» Given information:
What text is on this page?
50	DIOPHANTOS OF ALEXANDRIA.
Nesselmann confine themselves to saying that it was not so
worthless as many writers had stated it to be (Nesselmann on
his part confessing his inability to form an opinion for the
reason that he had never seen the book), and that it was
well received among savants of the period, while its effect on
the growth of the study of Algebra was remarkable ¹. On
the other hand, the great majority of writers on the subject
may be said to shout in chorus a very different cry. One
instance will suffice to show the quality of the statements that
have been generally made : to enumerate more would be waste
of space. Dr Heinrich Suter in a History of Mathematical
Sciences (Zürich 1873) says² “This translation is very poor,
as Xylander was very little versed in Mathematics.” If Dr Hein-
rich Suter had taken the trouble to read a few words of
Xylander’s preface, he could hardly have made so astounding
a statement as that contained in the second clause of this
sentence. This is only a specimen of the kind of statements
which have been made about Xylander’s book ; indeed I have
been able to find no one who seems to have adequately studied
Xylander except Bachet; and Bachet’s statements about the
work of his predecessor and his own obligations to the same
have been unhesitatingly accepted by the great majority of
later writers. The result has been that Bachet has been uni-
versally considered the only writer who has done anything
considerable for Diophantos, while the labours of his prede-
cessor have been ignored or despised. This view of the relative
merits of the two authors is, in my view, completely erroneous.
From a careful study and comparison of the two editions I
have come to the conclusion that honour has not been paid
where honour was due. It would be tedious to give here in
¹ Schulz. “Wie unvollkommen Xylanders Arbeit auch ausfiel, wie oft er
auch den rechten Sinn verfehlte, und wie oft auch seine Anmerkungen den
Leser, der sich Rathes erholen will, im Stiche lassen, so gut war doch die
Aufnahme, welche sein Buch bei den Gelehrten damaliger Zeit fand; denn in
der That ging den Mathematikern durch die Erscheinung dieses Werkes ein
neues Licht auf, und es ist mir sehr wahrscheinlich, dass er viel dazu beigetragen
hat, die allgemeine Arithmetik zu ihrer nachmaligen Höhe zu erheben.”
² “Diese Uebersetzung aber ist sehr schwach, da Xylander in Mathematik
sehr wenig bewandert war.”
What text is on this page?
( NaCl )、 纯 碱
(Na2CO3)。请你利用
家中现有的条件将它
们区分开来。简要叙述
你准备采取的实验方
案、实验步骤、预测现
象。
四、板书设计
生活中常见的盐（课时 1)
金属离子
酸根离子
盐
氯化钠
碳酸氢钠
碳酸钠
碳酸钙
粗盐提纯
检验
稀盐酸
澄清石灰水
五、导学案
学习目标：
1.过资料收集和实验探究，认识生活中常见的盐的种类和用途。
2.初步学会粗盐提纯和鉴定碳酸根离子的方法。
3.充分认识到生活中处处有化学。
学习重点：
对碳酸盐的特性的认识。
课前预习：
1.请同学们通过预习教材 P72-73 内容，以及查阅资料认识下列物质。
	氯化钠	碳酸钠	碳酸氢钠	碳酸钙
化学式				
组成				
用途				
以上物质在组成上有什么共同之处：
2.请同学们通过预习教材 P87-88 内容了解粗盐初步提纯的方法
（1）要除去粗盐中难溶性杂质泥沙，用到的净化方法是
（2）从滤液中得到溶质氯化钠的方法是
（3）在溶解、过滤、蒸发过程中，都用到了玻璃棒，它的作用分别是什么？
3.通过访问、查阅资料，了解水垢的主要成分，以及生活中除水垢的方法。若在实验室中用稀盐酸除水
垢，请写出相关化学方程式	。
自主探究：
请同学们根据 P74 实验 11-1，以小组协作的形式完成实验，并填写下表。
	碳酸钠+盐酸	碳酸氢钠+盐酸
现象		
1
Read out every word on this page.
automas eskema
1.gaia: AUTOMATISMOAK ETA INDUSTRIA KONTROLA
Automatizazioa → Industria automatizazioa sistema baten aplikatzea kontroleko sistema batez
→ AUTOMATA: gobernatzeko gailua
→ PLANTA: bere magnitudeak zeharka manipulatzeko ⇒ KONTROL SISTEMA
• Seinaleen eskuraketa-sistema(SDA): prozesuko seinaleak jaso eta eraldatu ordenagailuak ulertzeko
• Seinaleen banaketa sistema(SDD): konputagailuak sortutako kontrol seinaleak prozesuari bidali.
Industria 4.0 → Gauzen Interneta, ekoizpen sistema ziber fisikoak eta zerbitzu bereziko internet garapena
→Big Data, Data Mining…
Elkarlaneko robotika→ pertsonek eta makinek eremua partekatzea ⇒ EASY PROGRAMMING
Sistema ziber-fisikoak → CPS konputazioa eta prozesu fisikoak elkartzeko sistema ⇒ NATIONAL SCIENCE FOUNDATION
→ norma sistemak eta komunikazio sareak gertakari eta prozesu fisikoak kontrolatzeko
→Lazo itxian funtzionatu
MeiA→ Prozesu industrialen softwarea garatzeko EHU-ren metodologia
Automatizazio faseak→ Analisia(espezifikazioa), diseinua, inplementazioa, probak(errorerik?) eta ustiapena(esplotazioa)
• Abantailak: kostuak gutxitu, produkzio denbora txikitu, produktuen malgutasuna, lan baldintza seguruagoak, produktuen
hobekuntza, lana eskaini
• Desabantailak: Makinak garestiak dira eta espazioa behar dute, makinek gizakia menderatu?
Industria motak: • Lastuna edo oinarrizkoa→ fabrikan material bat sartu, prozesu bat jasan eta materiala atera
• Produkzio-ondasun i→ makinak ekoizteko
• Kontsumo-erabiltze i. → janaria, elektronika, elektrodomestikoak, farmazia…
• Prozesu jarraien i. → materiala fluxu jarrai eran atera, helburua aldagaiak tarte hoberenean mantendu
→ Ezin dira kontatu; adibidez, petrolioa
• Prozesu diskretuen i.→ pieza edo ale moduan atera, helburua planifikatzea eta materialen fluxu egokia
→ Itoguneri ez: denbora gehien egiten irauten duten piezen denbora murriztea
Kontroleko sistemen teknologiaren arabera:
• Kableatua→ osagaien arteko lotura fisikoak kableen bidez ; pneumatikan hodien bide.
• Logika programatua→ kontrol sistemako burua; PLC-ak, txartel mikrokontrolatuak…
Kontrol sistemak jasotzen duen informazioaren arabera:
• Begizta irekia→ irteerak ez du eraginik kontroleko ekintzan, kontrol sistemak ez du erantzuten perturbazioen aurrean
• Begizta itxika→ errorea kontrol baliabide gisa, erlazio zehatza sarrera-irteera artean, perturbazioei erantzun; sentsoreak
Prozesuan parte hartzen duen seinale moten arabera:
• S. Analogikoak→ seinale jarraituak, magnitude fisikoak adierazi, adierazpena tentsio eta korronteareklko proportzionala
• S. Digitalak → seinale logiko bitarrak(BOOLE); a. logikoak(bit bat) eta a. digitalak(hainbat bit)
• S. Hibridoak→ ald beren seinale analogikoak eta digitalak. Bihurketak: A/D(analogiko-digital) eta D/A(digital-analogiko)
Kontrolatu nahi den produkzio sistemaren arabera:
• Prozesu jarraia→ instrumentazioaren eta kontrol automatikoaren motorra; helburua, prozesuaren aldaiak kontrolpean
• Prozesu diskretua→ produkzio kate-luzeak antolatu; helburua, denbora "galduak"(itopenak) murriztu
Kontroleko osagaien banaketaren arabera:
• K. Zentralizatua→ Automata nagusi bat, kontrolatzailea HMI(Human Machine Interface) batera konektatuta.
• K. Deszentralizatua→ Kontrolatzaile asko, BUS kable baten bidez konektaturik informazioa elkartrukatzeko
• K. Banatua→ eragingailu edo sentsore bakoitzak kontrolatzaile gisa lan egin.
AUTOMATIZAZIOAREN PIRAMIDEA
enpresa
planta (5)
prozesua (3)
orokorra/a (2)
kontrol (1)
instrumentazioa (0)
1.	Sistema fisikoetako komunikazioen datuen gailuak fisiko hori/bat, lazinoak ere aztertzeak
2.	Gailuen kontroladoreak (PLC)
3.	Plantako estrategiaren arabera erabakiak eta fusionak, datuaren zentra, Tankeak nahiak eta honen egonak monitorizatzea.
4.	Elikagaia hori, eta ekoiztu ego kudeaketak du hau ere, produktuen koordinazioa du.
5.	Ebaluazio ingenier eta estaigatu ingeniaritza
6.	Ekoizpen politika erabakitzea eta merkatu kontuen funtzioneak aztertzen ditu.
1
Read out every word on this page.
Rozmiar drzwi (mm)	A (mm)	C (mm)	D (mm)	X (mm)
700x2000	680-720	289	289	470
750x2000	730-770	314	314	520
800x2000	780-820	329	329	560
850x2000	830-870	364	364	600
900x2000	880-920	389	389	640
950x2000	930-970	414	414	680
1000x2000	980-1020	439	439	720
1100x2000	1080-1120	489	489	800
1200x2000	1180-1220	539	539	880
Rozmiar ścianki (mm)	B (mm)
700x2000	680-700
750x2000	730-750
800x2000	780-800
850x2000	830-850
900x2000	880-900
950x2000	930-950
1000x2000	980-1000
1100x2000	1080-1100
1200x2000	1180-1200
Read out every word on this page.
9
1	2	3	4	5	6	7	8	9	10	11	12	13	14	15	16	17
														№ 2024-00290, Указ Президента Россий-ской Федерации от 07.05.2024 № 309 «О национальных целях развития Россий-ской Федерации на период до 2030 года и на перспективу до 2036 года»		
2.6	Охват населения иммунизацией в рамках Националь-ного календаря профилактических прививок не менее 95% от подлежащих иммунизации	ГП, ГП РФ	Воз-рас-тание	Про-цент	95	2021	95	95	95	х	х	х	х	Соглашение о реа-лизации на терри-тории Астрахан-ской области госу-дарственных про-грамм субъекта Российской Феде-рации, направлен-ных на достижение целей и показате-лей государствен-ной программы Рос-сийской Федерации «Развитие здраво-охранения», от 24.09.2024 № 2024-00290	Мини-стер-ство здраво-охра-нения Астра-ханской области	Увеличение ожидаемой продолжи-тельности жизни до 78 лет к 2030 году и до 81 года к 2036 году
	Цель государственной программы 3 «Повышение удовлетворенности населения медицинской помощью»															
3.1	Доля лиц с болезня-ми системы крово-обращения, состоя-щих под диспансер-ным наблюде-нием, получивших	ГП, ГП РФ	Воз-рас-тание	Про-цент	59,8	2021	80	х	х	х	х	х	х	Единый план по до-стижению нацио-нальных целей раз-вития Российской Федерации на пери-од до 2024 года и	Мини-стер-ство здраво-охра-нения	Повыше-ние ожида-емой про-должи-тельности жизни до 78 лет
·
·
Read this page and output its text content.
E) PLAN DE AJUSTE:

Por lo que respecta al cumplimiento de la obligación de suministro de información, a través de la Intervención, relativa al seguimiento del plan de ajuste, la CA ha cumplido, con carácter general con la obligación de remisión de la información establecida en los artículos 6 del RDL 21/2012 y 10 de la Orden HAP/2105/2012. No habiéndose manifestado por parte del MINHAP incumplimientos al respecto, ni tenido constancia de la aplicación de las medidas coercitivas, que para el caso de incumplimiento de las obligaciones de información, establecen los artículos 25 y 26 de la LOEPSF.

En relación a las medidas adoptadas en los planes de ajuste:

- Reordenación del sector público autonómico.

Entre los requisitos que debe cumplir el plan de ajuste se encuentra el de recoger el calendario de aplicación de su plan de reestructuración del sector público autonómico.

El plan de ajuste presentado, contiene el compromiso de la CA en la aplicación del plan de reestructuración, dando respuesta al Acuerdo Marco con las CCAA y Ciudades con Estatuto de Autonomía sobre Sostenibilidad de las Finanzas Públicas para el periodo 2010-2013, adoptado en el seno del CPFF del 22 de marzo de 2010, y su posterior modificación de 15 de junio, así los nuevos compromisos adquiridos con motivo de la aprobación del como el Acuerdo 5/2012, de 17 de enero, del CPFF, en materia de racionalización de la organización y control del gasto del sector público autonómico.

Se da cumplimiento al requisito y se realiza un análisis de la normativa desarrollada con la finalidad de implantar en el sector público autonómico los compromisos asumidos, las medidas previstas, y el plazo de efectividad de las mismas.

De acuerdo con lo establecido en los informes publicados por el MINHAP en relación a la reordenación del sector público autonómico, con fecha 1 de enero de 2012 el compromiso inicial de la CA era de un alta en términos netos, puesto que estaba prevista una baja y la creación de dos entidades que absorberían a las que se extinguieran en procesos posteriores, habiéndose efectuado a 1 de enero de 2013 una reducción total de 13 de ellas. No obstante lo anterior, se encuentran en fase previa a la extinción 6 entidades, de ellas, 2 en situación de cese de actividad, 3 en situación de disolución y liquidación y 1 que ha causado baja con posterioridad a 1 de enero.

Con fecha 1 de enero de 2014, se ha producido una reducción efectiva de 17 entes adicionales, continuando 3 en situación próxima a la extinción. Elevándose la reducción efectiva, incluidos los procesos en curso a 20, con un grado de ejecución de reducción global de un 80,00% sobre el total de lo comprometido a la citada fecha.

» Written request:
Copy every line of the records above that holds the word "only".

» Written solution:
sentence. This is only a specimen of the kind of statements
versally considered the only writer who has done anything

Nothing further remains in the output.